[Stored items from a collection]
——————

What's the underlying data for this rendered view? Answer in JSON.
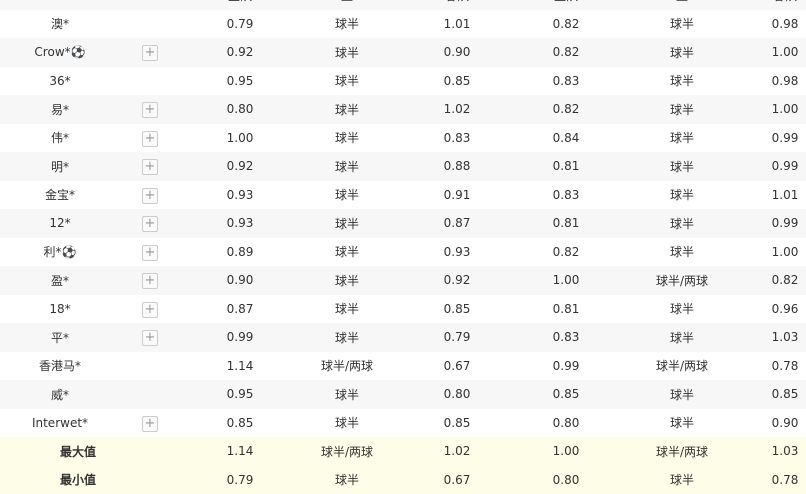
{
  "header": [
    "主队",
    "盘",
    "客队",
    "主队",
    "盘",
    "客队"
  ],
  "rows": [
    {
      "name": "澳*",
      "plus": false,
      "v": [
        "0.79",
        "球半",
        "1.01",
        "0.82",
        "球半",
        "0.98"
      ]
    },
    {
      "name": "Crow*⚽",
      "plus": true,
      "v": [
        "0.92",
        "球半",
        "0.90",
        "0.82",
        "球半",
        "1.00"
      ]
    },
    {
      "name": "36*",
      "plus": false,
      "v": [
        "0.95",
        "球半",
        "0.85",
        "0.83",
        "球半",
        "0.98"
      ]
    },
    {
      "name": "易*",
      "plus": true,
      "v": [
        "0.80",
        "球半",
        "1.02",
        "0.82",
        "球半",
        "1.00"
      ]
    },
    {
      "name": "伟*",
      "plus": true,
      "v": [
        "1.00",
        "球半",
        "0.83",
        "0.84",
        "球半",
        "0.99"
      ]
    },
    {
      "name": "明*",
      "plus": true,
      "v": [
        "0.92",
        "球半",
        "0.88",
        "0.81",
        "球半",
        "0.99"
      ]
    },
    {
      "name": "金宝*",
      "plus": true,
      "v": [
        "0.93",
        "球半",
        "0.91",
        "0.83",
        "球半",
        "1.01"
      ]
    },
    {
      "name": "12*",
      "plus": true,
      "v": [
        "0.93",
        "球半",
        "0.87",
        "0.81",
        "球半",
        "0.99"
      ]
    },
    {
      "name": "利*⚽",
      "plus": true,
      "v": [
        "0.89",
        "球半",
        "0.93",
        "0.82",
        "球半",
        "1.00"
      ]
    },
    {
      "name": "盈*",
      "plus": true,
      "v": [
        "0.90",
        "球半",
        "0.92",
        "1.00",
        "球半/两球",
        "0.82"
      ]
    },
    {
      "name": "18*",
      "plus": true,
      "v": [
        "0.87",
        "球半",
        "0.85",
        "0.81",
        "球半",
        "0.96"
      ]
    },
    {
      "name": "平*",
      "plus": true,
      "v": [
        "0.99",
        "球半",
        "0.79",
        "0.83",
        "球半",
        "1.03"
      ]
    },
    {
      "name": "香港马*",
      "plus": false,
      "v": [
        "1.14",
        "球半/两球",
        "0.67",
        "0.99",
        "球半/两球",
        "0.78"
      ]
    },
    {
      "name": "威*",
      "plus": false,
      "v": [
        "0.95",
        "球半",
        "0.80",
        "0.85",
        "球半",
        "0.85"
      ]
    },
    {
      "name": "Interwet*",
      "plus": true,
      "v": [
        "0.85",
        "球半",
        "0.85",
        "0.80",
        "球半",
        "0.90"
      ]
    }
  ],
  "summary": [
    {
      "name": "最大值",
      "v": [
        "1.14",
        "球半/两球",
        "1.02",
        "1.00",
        "球半/两球",
        "1.03"
      ]
    },
    {
      "name": "最小值",
      "v": [
        "0.79",
        "球半",
        "0.67",
        "0.80",
        "球半",
        "0.78"
      ]
    }
  ],
  "plus_icon": "+"
}
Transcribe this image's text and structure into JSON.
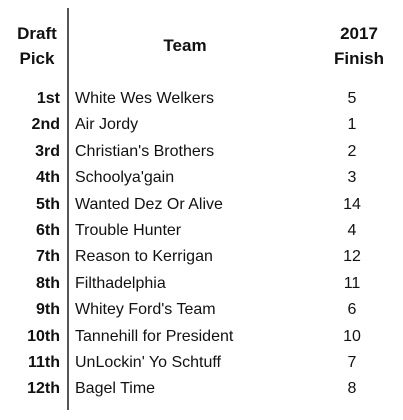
{
  "headers": {
    "pick_line1": "Draft",
    "pick_line2": "Pick",
    "team": "Team",
    "finish_line1": "2017",
    "finish_line2": "Finish"
  },
  "rows": [
    {
      "pick": "1st",
      "team": "White Wes Welkers",
      "finish": "5"
    },
    {
      "pick": "2nd",
      "team": "Air Jordy",
      "finish": "1"
    },
    {
      "pick": "3rd",
      "team": "Christian's Brothers",
      "finish": "2"
    },
    {
      "pick": "4th",
      "team": "Schoolya'gain",
      "finish": "3"
    },
    {
      "pick": "5th",
      "team": "Wanted Dez Or Alive",
      "finish": "14"
    },
    {
      "pick": "6th",
      "team": "Trouble Hunter",
      "finish": "4"
    },
    {
      "pick": "7th",
      "team": "Reason to Kerrigan",
      "finish": "12"
    },
    {
      "pick": "8th",
      "team": "Filthadelphia",
      "finish": "11"
    },
    {
      "pick": "9th",
      "team": "Whitey Ford's Team",
      "finish": "6"
    },
    {
      "pick": "10th",
      "team": "Tannehill for President",
      "finish": "10"
    },
    {
      "pick": "11th",
      "team": "UnLockin' Yo Schtuff",
      "finish": "7"
    },
    {
      "pick": "12th",
      "team": "Bagel Time",
      "finish": "8"
    }
  ]
}
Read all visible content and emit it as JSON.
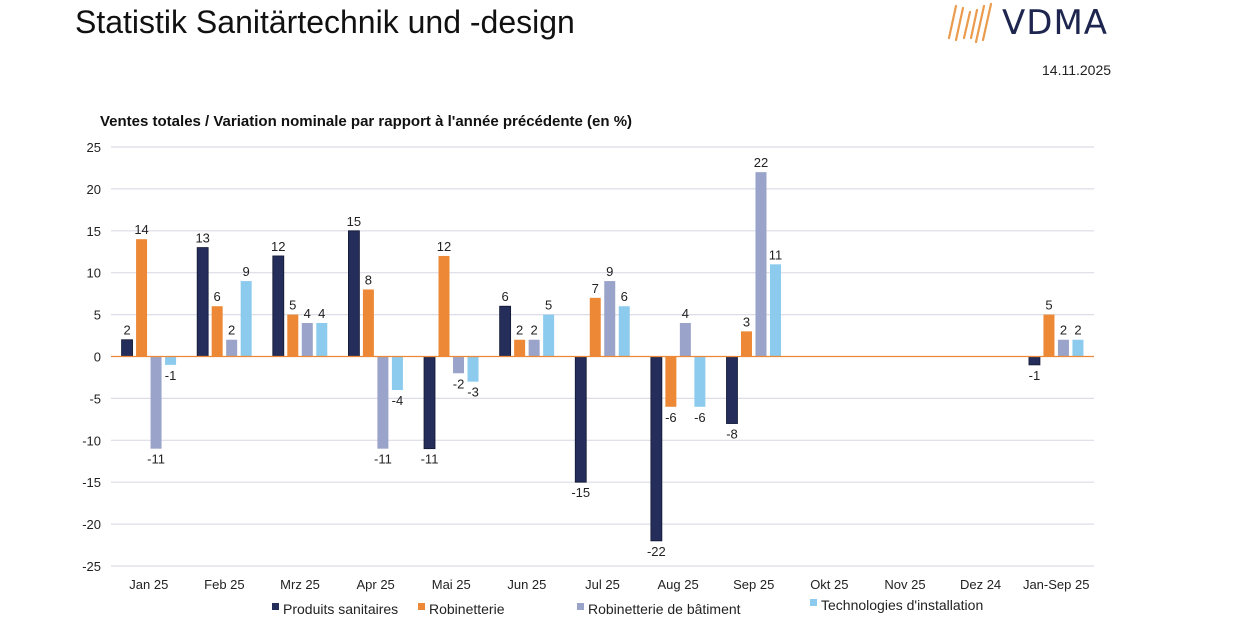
{
  "header": {
    "title": "Statistik Sanitärtechnik und -design",
    "logo_text": "VDMA",
    "logo_icon": "vdma-stripes-logo-icon",
    "date": "14.11.2025"
  },
  "colors": {
    "produits_sanitaires": "#252d5a",
    "robinetterie": "#ed8936",
    "robinetterie_batiment": "#9aa3c9",
    "technologies_installation": "#8ccbee",
    "zero_line": "#ed8936",
    "grid": "#dcdde8",
    "logo_orange": "#e8913a",
    "logo_navy": "#1e2650"
  },
  "chart_data": {
    "type": "bar",
    "title": "Ventes totales / Variation nominale par rapport à l'année précédente (en %)",
    "xlabel": "",
    "ylabel": "",
    "ylim": [
      -25,
      25
    ],
    "yticks": [
      25,
      20,
      15,
      10,
      5,
      0,
      -5,
      -10,
      -15,
      -20,
      -25
    ],
    "grid": true,
    "legend_position": "bottom",
    "categories": [
      "Jan 25",
      "Feb 25",
      "Mrz 25",
      "Apr 25",
      "Mai 25",
      "Jun 25",
      "Jul 25",
      "Aug 25",
      "Sep 25",
      "Okt 25",
      "Nov 25",
      "Dez 24",
      "Jan-Sep 25"
    ],
    "series": [
      {
        "name": "Produits sanitaires",
        "color": "#252d5a",
        "values": [
          2,
          13,
          12,
          15,
          -11,
          6,
          -15,
          -22,
          -8,
          null,
          null,
          null,
          -1
        ]
      },
      {
        "name": "Robinetterie",
        "color": "#ed8936",
        "values": [
          14,
          6,
          5,
          8,
          12,
          2,
          7,
          -6,
          3,
          null,
          null,
          null,
          5
        ]
      },
      {
        "name": "Robinetterie de bâtiment",
        "color": "#9aa3c9",
        "values": [
          -11,
          2,
          4,
          -11,
          -2,
          2,
          9,
          4,
          22,
          null,
          null,
          null,
          2
        ]
      },
      {
        "name": "Technologies d'installation",
        "color": "#8ccbee",
        "values": [
          -1,
          9,
          4,
          -4,
          -3,
          5,
          6,
          -6,
          11,
          null,
          null,
          null,
          2
        ]
      }
    ]
  }
}
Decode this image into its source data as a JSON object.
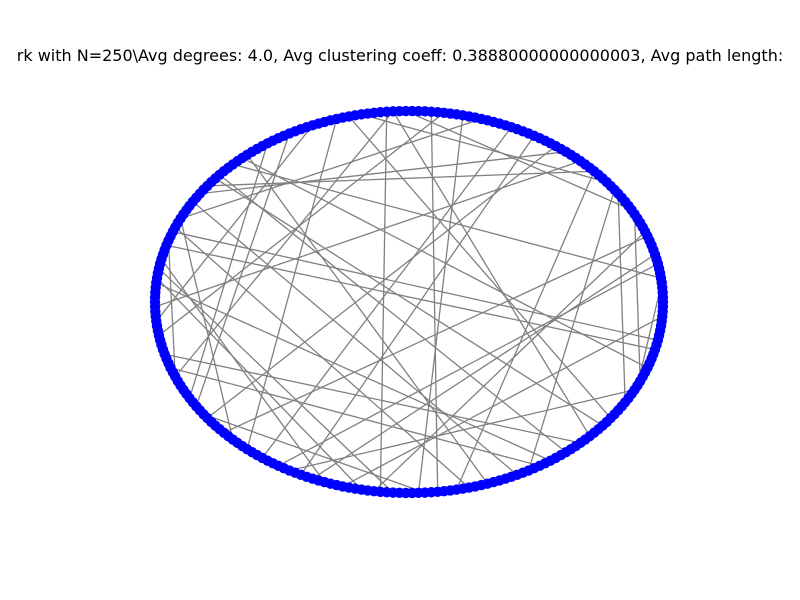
{
  "figure": {
    "title": "rk with N=250\\Avg degrees: 4.0, Avg clustering coeff: 0.38880000000000003, Avg path length:"
  },
  "graph": {
    "node_count": 250,
    "layout": "circular",
    "node_color": "#0000ff",
    "edge_color": "#808080",
    "background": "#ffffff",
    "ring_step": 1,
    "long_edges": [
      [
        19,
        233
      ],
      [
        4,
        232
      ],
      [
        25,
        207
      ],
      [
        46,
        163
      ],
      [
        33,
        126
      ],
      [
        236,
        91
      ],
      [
        231,
        168
      ],
      [
        222,
        97
      ],
      [
        10,
        172
      ],
      [
        205,
        103
      ],
      [
        5,
        93
      ],
      [
        8,
        166
      ],
      [
        14,
        155
      ],
      [
        15,
        182
      ],
      [
        27,
        70
      ],
      [
        185,
        118
      ],
      [
        197,
        109
      ],
      [
        146,
        86
      ],
      [
        151,
        38
      ],
      [
        72,
        224
      ],
      [
        214,
        96
      ],
      [
        174,
        116
      ],
      [
        107,
        51
      ],
      [
        132,
        57
      ],
      [
        141,
        112
      ],
      [
        59,
        192
      ],
      [
        65,
        141
      ],
      [
        78,
        129
      ],
      [
        82,
        148
      ],
      [
        90,
        200
      ],
      [
        121,
        211
      ],
      [
        150,
        190
      ],
      [
        157,
        107
      ],
      [
        177,
        247
      ],
      [
        189,
        54
      ],
      [
        195,
        30
      ],
      [
        209,
        139
      ],
      [
        219,
        65
      ],
      [
        228,
        24
      ],
      [
        242,
        110
      ],
      [
        101,
        36
      ],
      [
        113,
        240
      ],
      [
        136,
        217
      ],
      [
        160,
        74
      ],
      [
        170,
        42
      ],
      [
        180,
        120
      ],
      [
        63,
        20
      ],
      [
        99,
        30
      ],
      [
        66,
        183
      ]
    ]
  }
}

——————

Set exercise >>
Across the entries above, how many lines contain "image"? Provide only the count.

Exercise response >>
2